• [PROBLEM TO SOLVE] Work through the data below and give the number of lines holding "Humidity", nothing more.

Data listing:
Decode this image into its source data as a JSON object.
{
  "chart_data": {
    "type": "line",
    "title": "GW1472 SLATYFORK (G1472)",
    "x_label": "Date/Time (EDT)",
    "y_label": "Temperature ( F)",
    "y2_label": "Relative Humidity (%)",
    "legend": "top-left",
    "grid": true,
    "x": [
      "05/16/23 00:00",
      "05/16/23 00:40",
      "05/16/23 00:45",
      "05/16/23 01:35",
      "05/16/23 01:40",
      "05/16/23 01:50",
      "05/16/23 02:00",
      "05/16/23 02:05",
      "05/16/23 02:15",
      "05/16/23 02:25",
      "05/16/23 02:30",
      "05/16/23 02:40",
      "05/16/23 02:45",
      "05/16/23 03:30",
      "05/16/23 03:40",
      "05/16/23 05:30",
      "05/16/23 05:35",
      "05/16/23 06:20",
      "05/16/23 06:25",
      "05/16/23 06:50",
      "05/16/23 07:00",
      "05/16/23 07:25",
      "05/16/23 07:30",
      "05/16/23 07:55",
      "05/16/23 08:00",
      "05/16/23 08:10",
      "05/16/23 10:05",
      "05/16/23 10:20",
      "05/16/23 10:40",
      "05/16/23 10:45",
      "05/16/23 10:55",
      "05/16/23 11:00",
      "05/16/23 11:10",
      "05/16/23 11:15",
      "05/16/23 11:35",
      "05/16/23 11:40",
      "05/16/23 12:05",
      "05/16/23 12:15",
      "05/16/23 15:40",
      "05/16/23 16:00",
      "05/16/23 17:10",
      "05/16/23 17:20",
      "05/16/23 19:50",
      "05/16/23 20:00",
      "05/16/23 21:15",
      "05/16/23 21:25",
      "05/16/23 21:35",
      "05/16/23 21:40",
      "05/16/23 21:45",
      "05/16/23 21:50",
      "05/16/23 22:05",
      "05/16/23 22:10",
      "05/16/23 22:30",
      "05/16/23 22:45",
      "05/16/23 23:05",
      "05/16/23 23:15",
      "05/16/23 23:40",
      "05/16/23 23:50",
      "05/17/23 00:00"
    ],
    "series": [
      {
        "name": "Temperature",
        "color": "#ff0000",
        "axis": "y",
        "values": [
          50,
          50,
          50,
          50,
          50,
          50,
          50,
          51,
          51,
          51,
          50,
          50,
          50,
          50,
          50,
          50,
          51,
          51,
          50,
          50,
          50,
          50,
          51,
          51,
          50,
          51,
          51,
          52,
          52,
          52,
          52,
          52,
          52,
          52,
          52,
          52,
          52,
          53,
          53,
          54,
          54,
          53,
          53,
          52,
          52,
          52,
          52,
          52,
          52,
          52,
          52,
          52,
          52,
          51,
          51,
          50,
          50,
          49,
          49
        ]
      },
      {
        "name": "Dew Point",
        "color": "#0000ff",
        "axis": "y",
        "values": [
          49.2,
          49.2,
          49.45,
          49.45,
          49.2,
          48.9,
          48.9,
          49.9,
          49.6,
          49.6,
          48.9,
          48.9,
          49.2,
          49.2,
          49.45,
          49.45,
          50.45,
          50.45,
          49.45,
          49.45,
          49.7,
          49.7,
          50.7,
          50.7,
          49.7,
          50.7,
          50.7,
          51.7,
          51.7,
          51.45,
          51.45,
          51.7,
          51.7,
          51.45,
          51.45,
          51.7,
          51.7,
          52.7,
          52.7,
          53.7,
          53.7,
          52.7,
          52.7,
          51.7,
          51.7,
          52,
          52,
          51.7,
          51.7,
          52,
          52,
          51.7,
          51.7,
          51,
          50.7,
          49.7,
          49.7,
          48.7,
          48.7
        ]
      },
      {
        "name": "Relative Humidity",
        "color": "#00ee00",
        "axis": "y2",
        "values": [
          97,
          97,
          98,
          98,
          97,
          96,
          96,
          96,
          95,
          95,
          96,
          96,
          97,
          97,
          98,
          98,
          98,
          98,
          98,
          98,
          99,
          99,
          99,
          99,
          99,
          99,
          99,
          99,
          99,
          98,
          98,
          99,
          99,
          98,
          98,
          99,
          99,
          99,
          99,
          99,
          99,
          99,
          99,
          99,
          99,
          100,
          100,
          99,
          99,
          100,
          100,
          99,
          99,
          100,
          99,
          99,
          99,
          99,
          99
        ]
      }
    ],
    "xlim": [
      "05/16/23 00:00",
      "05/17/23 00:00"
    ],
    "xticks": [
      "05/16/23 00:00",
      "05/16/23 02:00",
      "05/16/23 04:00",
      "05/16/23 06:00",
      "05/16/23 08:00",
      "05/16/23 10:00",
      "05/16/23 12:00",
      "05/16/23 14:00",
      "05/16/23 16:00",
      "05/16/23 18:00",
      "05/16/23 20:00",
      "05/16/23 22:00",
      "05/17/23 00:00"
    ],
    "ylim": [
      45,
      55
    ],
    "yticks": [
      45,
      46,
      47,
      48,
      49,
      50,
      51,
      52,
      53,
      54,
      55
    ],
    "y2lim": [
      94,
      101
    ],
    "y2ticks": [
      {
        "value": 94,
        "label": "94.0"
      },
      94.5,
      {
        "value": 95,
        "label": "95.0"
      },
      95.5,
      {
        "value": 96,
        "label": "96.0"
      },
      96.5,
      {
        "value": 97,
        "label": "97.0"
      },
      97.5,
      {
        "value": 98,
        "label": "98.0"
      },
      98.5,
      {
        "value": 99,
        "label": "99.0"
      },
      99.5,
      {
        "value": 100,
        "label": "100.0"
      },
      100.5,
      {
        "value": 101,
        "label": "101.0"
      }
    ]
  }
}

• [RESULT] 2